> **TASK DESCRIPTION**
Gather up all lines that carry the word "écrire".

> **INFORMATION SUPPLIED**
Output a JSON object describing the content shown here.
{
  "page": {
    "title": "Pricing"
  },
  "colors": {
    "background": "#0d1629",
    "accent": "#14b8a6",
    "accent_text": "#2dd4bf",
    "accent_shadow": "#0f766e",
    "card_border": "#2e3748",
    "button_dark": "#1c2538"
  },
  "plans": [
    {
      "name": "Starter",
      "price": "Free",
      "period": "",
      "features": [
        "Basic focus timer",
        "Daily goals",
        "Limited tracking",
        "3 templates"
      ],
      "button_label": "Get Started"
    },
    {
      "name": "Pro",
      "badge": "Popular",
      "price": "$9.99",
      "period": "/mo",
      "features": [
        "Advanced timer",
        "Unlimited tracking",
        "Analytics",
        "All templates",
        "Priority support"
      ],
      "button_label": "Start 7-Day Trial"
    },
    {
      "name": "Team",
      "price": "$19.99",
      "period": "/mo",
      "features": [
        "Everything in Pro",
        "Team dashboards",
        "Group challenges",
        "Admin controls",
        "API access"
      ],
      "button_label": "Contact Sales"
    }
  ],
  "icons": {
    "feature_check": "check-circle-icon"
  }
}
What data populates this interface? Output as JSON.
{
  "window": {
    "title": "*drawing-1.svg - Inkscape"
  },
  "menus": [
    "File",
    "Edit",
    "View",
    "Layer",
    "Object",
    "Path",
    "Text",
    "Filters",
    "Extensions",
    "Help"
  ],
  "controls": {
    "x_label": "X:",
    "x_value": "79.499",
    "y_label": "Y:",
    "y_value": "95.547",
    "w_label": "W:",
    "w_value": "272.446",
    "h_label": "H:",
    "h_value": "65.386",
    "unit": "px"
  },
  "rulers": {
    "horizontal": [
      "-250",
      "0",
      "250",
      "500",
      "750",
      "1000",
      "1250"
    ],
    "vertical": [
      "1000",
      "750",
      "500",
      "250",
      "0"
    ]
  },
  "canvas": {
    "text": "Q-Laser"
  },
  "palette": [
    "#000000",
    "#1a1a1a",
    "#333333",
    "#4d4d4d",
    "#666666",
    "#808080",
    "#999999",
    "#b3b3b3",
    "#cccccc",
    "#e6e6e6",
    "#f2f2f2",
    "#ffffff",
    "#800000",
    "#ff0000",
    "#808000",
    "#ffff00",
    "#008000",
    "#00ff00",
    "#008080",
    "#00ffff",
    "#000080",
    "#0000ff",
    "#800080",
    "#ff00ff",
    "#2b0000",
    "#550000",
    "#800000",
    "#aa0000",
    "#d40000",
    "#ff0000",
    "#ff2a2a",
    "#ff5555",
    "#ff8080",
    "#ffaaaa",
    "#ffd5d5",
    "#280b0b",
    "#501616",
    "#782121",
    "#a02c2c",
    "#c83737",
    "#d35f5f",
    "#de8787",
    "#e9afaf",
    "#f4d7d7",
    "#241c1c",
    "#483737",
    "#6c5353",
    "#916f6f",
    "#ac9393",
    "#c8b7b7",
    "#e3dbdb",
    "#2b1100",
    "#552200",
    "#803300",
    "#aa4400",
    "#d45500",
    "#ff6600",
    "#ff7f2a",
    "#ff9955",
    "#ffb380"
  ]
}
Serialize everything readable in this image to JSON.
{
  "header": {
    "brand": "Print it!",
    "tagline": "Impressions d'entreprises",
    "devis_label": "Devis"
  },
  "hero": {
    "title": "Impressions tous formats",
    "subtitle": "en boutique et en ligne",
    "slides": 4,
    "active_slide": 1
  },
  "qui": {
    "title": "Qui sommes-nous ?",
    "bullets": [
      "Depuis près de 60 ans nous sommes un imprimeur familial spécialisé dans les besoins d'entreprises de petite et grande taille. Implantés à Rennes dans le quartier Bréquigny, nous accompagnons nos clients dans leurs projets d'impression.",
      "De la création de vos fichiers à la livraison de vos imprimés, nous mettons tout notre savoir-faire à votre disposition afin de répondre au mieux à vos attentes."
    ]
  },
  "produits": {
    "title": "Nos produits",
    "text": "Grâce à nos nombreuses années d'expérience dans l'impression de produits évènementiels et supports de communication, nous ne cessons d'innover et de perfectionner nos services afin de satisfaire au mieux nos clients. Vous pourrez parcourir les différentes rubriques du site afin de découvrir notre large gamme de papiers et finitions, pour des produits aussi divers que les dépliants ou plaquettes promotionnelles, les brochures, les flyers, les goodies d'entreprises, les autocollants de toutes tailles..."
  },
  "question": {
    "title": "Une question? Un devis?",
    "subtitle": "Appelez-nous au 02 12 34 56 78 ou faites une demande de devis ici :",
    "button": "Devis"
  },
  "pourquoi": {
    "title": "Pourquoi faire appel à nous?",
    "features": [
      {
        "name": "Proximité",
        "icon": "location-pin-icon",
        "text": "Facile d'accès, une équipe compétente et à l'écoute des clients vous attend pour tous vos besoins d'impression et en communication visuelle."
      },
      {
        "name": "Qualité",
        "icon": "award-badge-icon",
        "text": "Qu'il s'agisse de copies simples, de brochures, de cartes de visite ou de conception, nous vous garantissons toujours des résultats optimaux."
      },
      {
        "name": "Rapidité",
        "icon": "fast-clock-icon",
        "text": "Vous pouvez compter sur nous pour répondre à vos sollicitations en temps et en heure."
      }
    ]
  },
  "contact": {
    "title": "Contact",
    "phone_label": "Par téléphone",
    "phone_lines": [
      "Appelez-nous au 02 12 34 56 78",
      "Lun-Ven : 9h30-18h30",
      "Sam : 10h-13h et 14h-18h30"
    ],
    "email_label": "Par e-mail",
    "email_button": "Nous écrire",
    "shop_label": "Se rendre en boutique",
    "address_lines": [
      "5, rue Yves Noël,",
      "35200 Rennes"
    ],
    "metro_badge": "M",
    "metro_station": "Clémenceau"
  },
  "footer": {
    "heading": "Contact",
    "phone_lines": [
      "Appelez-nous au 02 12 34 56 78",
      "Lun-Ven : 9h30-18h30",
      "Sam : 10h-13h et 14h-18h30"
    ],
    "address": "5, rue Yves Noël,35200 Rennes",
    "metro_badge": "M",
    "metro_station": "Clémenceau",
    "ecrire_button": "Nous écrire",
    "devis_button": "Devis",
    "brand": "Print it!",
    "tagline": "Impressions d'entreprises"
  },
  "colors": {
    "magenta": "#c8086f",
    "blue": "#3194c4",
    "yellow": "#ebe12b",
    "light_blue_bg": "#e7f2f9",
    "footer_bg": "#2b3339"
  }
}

> **CORRECT RESULT**
    "email_button": "Nous écrire",
    "ecrire_button": "Nous écrire",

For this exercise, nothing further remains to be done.